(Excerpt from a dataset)
** START **

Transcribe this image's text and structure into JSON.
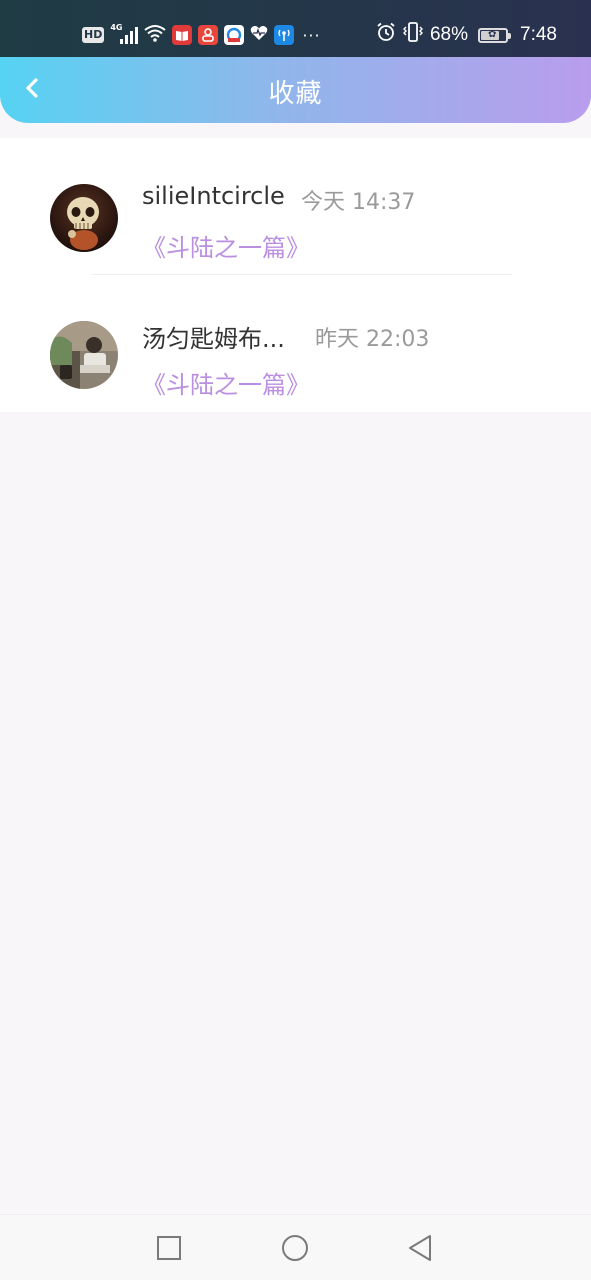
{
  "status_bar": {
    "network_badge": "HD",
    "network_type": "4G",
    "more": "···",
    "battery": "68%",
    "battery_level": 0.68,
    "time": "7:48",
    "icons": [
      "hd-icon",
      "signal-icon",
      "wifi-icon",
      "app-notification-icon",
      "alarm-icon",
      "vibrate-icon",
      "battery-icon"
    ]
  },
  "header": {
    "title": "收藏",
    "back_icon": "chevron-left-icon"
  },
  "favorites": [
    {
      "user": "silieIntcircle",
      "time": "今天 14:37",
      "work": "《斗陆之一篇》"
    },
    {
      "user": "汤匀匙姆布...",
      "time": "昨天 22:03",
      "work": "《斗陆之一篇》"
    }
  ],
  "colors": {
    "header_gradient_start": "#56d3f2",
    "header_gradient_end": "#b99ded",
    "accent_purple": "#bb8fe0",
    "status_bar_bg": "#25364a"
  },
  "nav": {
    "icons": [
      "square-icon",
      "circle-icon",
      "triangle-back-icon"
    ]
  }
}
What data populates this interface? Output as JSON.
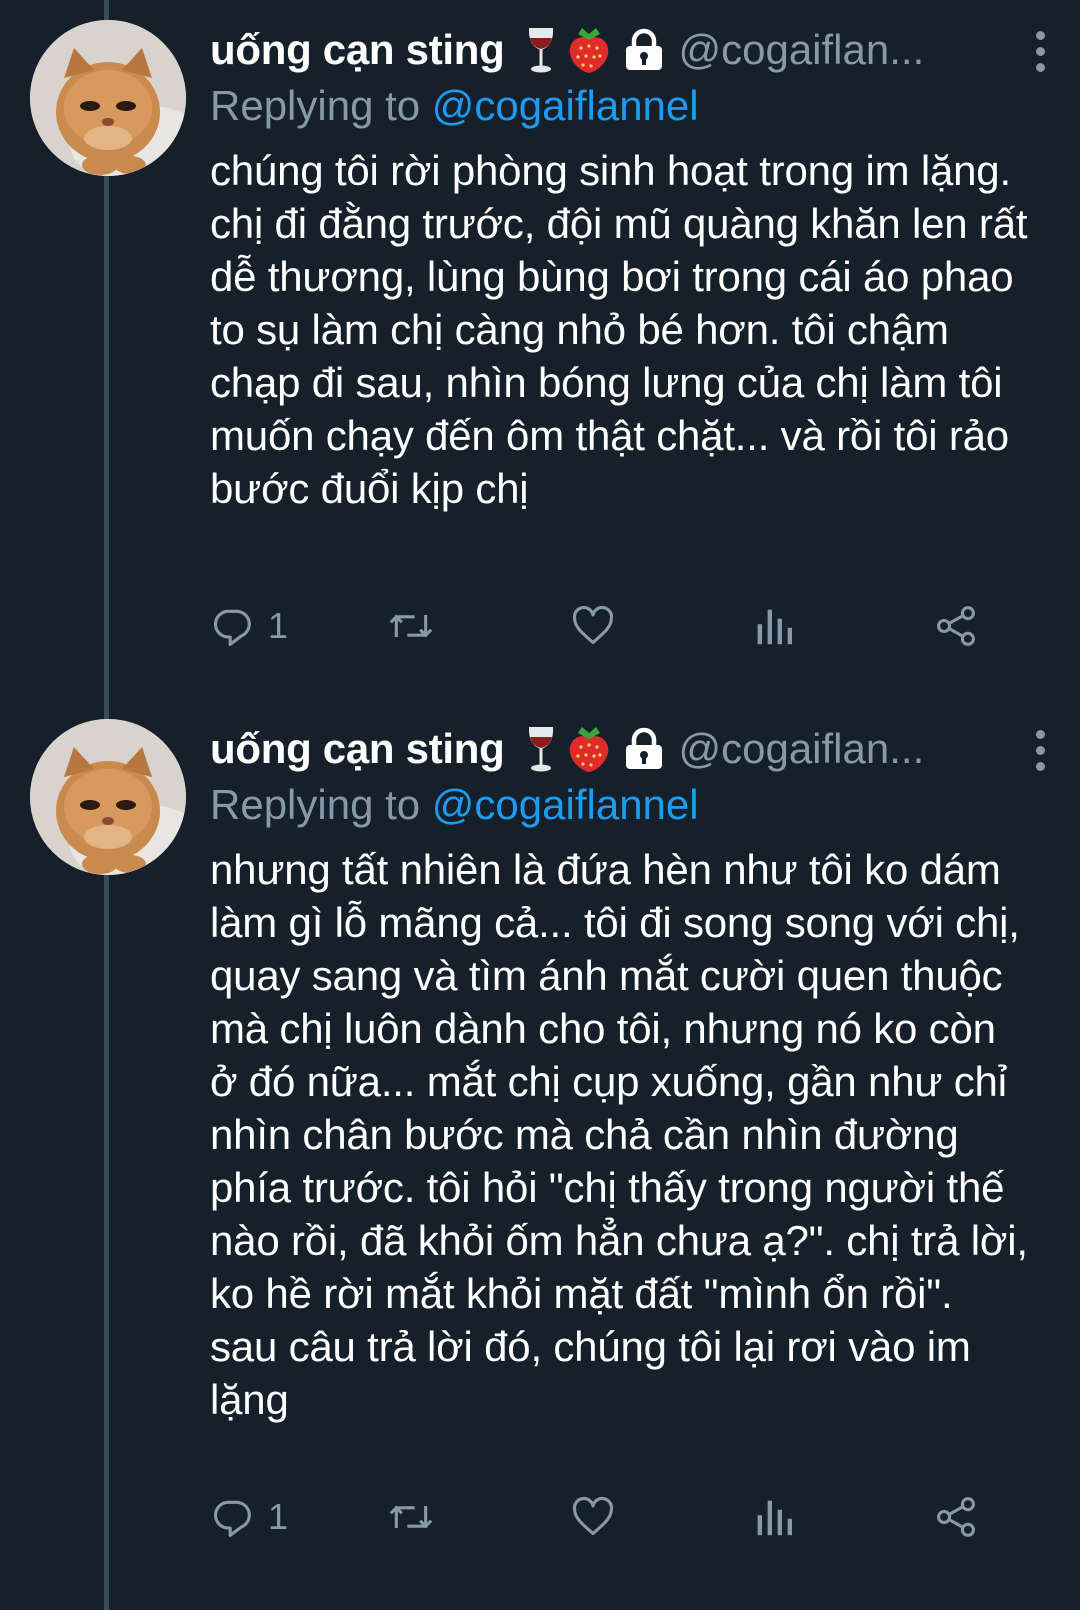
{
  "colors": {
    "background": "#15202b",
    "text": "#ffffff",
    "muted": "#8899a6",
    "accent": "#1d9bf0",
    "thread_line": "#3d4c5c"
  },
  "tweets": [
    {
      "author": {
        "display_name": "uống cạn sting",
        "emojis": [
          "wine-glass-icon",
          "strawberry-icon",
          "lock-icon"
        ],
        "handle": "@cogaiflan..."
      },
      "replying_prefix": "Replying to ",
      "replying_to": "@cogaiflannel",
      "text": "chúng tôi rời phòng sinh hoạt trong im lặng. chị đi đằng trước, đội mũ quàng khăn len rất dễ thương, lùng bùng bơi trong cái áo phao to sụ làm chị càng nhỏ bé hơn. tôi chậm chạp đi sau, nhìn bóng lưng của chị làm tôi muốn chạy đến ôm thật chặt... và rồi tôi rảo bước đuổi kịp chị",
      "reply_count": "1"
    },
    {
      "author": {
        "display_name": "uống cạn sting",
        "emojis": [
          "wine-glass-icon",
          "strawberry-icon",
          "lock-icon"
        ],
        "handle": "@cogaiflan..."
      },
      "replying_prefix": "Replying to ",
      "replying_to": "@cogaiflannel",
      "text": "nhưng tất nhiên là đứa hèn như tôi ko dám làm gì lỗ mãng cả... tôi đi song song với chị, quay sang và tìm ánh mắt cười quen thuộc mà chị luôn dành cho tôi, nhưng nó ko còn ở đó nữa... mắt chị cụp xuống, gần như chỉ nhìn chân bước mà chả cần nhìn đường phía trước. tôi hỏi \"chị thấy trong người thế nào rồi, đã khỏi ốm hẳn chưa ạ?\". chị trả lời, ko hề rời mắt khỏi mặt đất \"mình ổn rồi\". sau câu trả lời đó, chúng tôi lại rơi vào im lặng",
      "reply_count": "1"
    }
  ],
  "action_icons": [
    "reply-icon",
    "retweet-icon",
    "like-icon",
    "analytics-icon",
    "share-icon"
  ]
}
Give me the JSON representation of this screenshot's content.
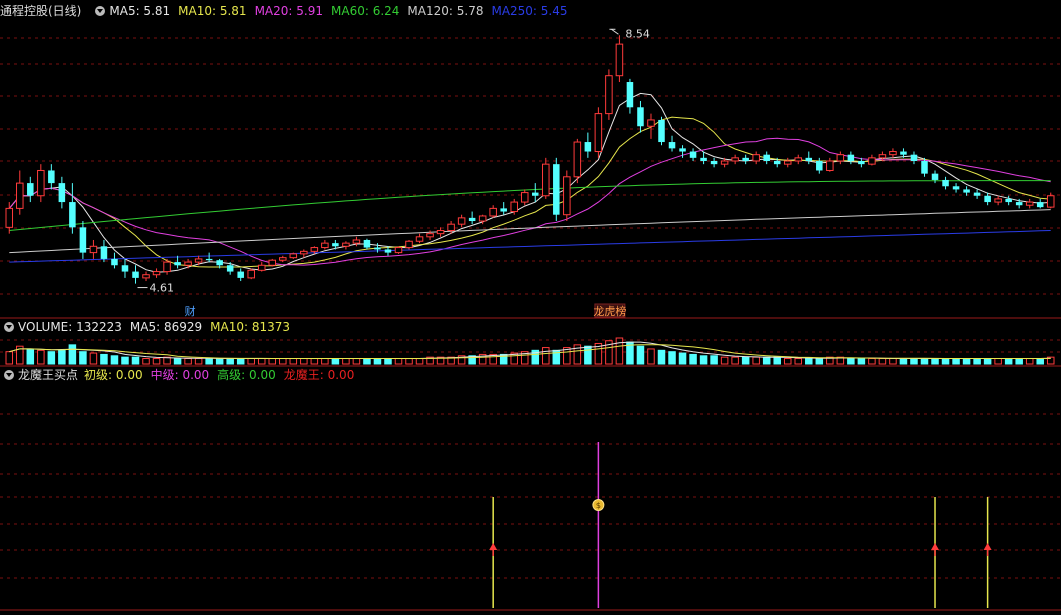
{
  "main_panel": {
    "title": "通程控股(日线)",
    "ma_items": [
      {
        "label": "MA5: 5.81",
        "color": "#e6e6e6"
      },
      {
        "label": "MA10: 5.81",
        "color": "#e6e64d"
      },
      {
        "label": "MA20: 5.91",
        "color": "#e040e0"
      },
      {
        "label": "MA60: 6.24",
        "color": "#33cc33"
      },
      {
        "label": "MA120: 5.78",
        "color": "#cccccc"
      },
      {
        "label": "MA250: 5.45",
        "color": "#2a3ce6"
      }
    ],
    "high_label": "8.54",
    "low_label": "4.61",
    "event_label_1": "财",
    "event_label_2": "龙虎榜"
  },
  "volume_panel": {
    "items": [
      {
        "label": "VOLUME: 132223",
        "color": "#e6e6e6"
      },
      {
        "label": "MA5: 86929",
        "color": "#e6e6e6"
      },
      {
        "label": "MA10: 81373",
        "color": "#e6e64d"
      }
    ]
  },
  "indicator_panel": {
    "title": "龙魔王买点",
    "items": [
      {
        "label": "初级: 0.00",
        "color": "#e6e64d"
      },
      {
        "label": "中级: 0.00",
        "color": "#e040e0"
      },
      {
        "label": "高级: 0.00",
        "color": "#33cc33"
      },
      {
        "label": "龙魔王: 0.00",
        "color": "#e62020"
      }
    ]
  },
  "colors": {
    "up": "#ff3b3b",
    "down": "#54ffff",
    "grid": "#7a1010",
    "separator": "#9a1a1a"
  },
  "chart_data": {
    "type": "candlestick",
    "price_high": 8.54,
    "price_low": 4.61,
    "ma_last": {
      "MA5": 5.81,
      "MA10": 5.81,
      "MA20": 5.91,
      "MA60": 6.24,
      "MA120": 5.78,
      "MA250": 5.45
    },
    "volume_last": 132223,
    "volume_ma5": 86929,
    "volume_ma10": 81373,
    "candles_ohlc": [
      [
        5.5,
        5.9,
        5.4,
        5.8
      ],
      [
        5.8,
        6.4,
        5.7,
        6.2
      ],
      [
        6.2,
        6.3,
        5.9,
        6.0
      ],
      [
        6.0,
        6.5,
        5.9,
        6.4
      ],
      [
        6.4,
        6.5,
        6.1,
        6.2
      ],
      [
        6.2,
        6.3,
        5.8,
        5.9
      ],
      [
        5.9,
        6.2,
        5.4,
        5.5
      ],
      [
        5.5,
        5.6,
        5.0,
        5.1
      ],
      [
        5.1,
        5.3,
        5.0,
        5.2
      ],
      [
        5.2,
        5.3,
        4.95,
        5.0
      ],
      [
        5.0,
        5.1,
        4.85,
        4.9
      ],
      [
        4.9,
        5.0,
        4.7,
        4.8
      ],
      [
        4.8,
        4.9,
        4.61,
        4.7
      ],
      [
        4.7,
        4.8,
        4.65,
        4.75
      ],
      [
        4.75,
        4.85,
        4.7,
        4.8
      ],
      [
        4.8,
        5.0,
        4.75,
        4.95
      ],
      [
        4.95,
        5.05,
        4.85,
        4.9
      ],
      [
        4.9,
        5.0,
        4.85,
        4.95
      ],
      [
        4.95,
        5.05,
        4.9,
        5.0
      ],
      [
        5.0,
        5.1,
        4.95,
        4.98
      ],
      [
        4.98,
        5.0,
        4.85,
        4.9
      ],
      [
        4.9,
        4.95,
        4.75,
        4.8
      ],
      [
        4.8,
        4.85,
        4.65,
        4.7
      ],
      [
        4.7,
        4.85,
        4.68,
        4.82
      ],
      [
        4.82,
        4.95,
        4.8,
        4.9
      ],
      [
        4.9,
        5.0,
        4.88,
        4.98
      ],
      [
        4.98,
        5.05,
        4.95,
        5.02
      ],
      [
        5.02,
        5.1,
        5.0,
        5.08
      ],
      [
        5.08,
        5.15,
        5.02,
        5.12
      ],
      [
        5.12,
        5.2,
        5.08,
        5.18
      ],
      [
        5.18,
        5.3,
        5.15,
        5.25
      ],
      [
        5.25,
        5.3,
        5.15,
        5.2
      ],
      [
        5.2,
        5.28,
        5.15,
        5.25
      ],
      [
        5.25,
        5.35,
        5.2,
        5.3
      ],
      [
        5.3,
        5.32,
        5.15,
        5.18
      ],
      [
        5.18,
        5.25,
        5.1,
        5.15
      ],
      [
        5.15,
        5.2,
        5.05,
        5.1
      ],
      [
        5.1,
        5.2,
        5.08,
        5.18
      ],
      [
        5.18,
        5.3,
        5.15,
        5.28
      ],
      [
        5.28,
        5.4,
        5.25,
        5.35
      ],
      [
        5.35,
        5.45,
        5.3,
        5.4
      ],
      [
        5.4,
        5.5,
        5.35,
        5.45
      ],
      [
        5.45,
        5.6,
        5.4,
        5.55
      ],
      [
        5.55,
        5.7,
        5.5,
        5.65
      ],
      [
        5.65,
        5.75,
        5.55,
        5.6
      ],
      [
        5.6,
        5.7,
        5.55,
        5.68
      ],
      [
        5.68,
        5.85,
        5.65,
        5.8
      ],
      [
        5.8,
        5.9,
        5.7,
        5.75
      ],
      [
        5.75,
        5.95,
        5.7,
        5.9
      ],
      [
        5.9,
        6.1,
        5.85,
        6.05
      ],
      [
        6.05,
        6.2,
        5.9,
        6.0
      ],
      [
        6.0,
        6.6,
        5.95,
        6.5
      ],
      [
        6.5,
        6.6,
        5.6,
        5.7
      ],
      [
        5.7,
        6.4,
        5.6,
        6.3
      ],
      [
        6.3,
        6.9,
        6.2,
        6.85
      ],
      [
        6.85,
        7.0,
        6.6,
        6.7
      ],
      [
        6.7,
        7.4,
        6.6,
        7.3
      ],
      [
        7.3,
        8.0,
        7.2,
        7.9
      ],
      [
        7.9,
        8.54,
        7.8,
        8.4
      ],
      [
        7.8,
        7.85,
        7.3,
        7.4
      ],
      [
        7.4,
        7.5,
        7.0,
        7.1
      ],
      [
        7.1,
        7.3,
        6.9,
        7.2
      ],
      [
        7.2,
        7.25,
        6.8,
        6.85
      ],
      [
        6.85,
        6.95,
        6.7,
        6.75
      ],
      [
        6.75,
        6.8,
        6.6,
        6.7
      ],
      [
        6.7,
        6.75,
        6.55,
        6.6
      ],
      [
        6.6,
        6.7,
        6.5,
        6.55
      ],
      [
        6.55,
        6.6,
        6.45,
        6.5
      ],
      [
        6.5,
        6.6,
        6.45,
        6.55
      ],
      [
        6.55,
        6.65,
        6.5,
        6.6
      ],
      [
        6.6,
        6.65,
        6.5,
        6.55
      ],
      [
        6.55,
        6.7,
        6.5,
        6.65
      ],
      [
        6.65,
        6.7,
        6.5,
        6.55
      ],
      [
        6.55,
        6.6,
        6.45,
        6.5
      ],
      [
        6.5,
        6.6,
        6.45,
        6.55
      ],
      [
        6.55,
        6.65,
        6.5,
        6.6
      ],
      [
        6.6,
        6.7,
        6.5,
        6.55
      ],
      [
        6.55,
        6.6,
        6.35,
        6.4
      ],
      [
        6.4,
        6.6,
        6.38,
        6.55
      ],
      [
        6.55,
        6.7,
        6.5,
        6.65
      ],
      [
        6.65,
        6.7,
        6.5,
        6.55
      ],
      [
        6.55,
        6.6,
        6.45,
        6.5
      ],
      [
        6.5,
        6.65,
        6.48,
        6.6
      ],
      [
        6.6,
        6.7,
        6.55,
        6.65
      ],
      [
        6.65,
        6.75,
        6.6,
        6.7
      ],
      [
        6.7,
        6.75,
        6.6,
        6.65
      ],
      [
        6.65,
        6.7,
        6.5,
        6.55
      ],
      [
        6.55,
        6.6,
        6.3,
        6.35
      ],
      [
        6.35,
        6.4,
        6.2,
        6.25
      ],
      [
        6.25,
        6.3,
        6.1,
        6.15
      ],
      [
        6.15,
        6.2,
        6.05,
        6.1
      ],
      [
        6.1,
        6.15,
        6.0,
        6.05
      ],
      [
        6.05,
        6.1,
        5.95,
        6.0
      ],
      [
        6.0,
        6.05,
        5.85,
        5.9
      ],
      [
        5.9,
        6.0,
        5.85,
        5.95
      ],
      [
        5.95,
        6.0,
        5.85,
        5.9
      ],
      [
        5.9,
        5.95,
        5.8,
        5.85
      ],
      [
        5.85,
        5.95,
        5.8,
        5.9
      ],
      [
        5.9,
        5.95,
        5.8,
        5.82
      ],
      [
        5.82,
        6.05,
        5.8,
        6.0
      ]
    ],
    "volumes": [
      9,
      13,
      11,
      10,
      9,
      10,
      14,
      9,
      8,
      7,
      6,
      5,
      5,
      4,
      4,
      5,
      4,
      4,
      4,
      4,
      4,
      4,
      4,
      4,
      4,
      4,
      4,
      4,
      4,
      4,
      4,
      4,
      4,
      4,
      4,
      4,
      4,
      4,
      4,
      4,
      5,
      5,
      5,
      6,
      6,
      7,
      7,
      7,
      8,
      9,
      10,
      12,
      10,
      12,
      14,
      13,
      15,
      17,
      19,
      16,
      13,
      11,
      10,
      9,
      8,
      7,
      6,
      6,
      5,
      5,
      5,
      5,
      5,
      5,
      4,
      4,
      4,
      4,
      5,
      5,
      4,
      4,
      4,
      4,
      4,
      4,
      4,
      4,
      4,
      4,
      4,
      4,
      4,
      4,
      4,
      4,
      4,
      4,
      4,
      5
    ],
    "buy_signals": [
      {
        "candle_index": 46,
        "level": "初级"
      },
      {
        "candle_index": 56,
        "level": "中级"
      },
      {
        "candle_index": 88,
        "level": "初级"
      },
      {
        "candle_index": 93,
        "level": "初级"
      }
    ]
  }
}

** END **

Stated problem »
Where a line in the entries holds "this", copy that line.

Answer in full »
Transcribe this image's text and structure into JSON.
What data populates this interface? Output as JSON.
Give me the JSON representation of this screenshot's content.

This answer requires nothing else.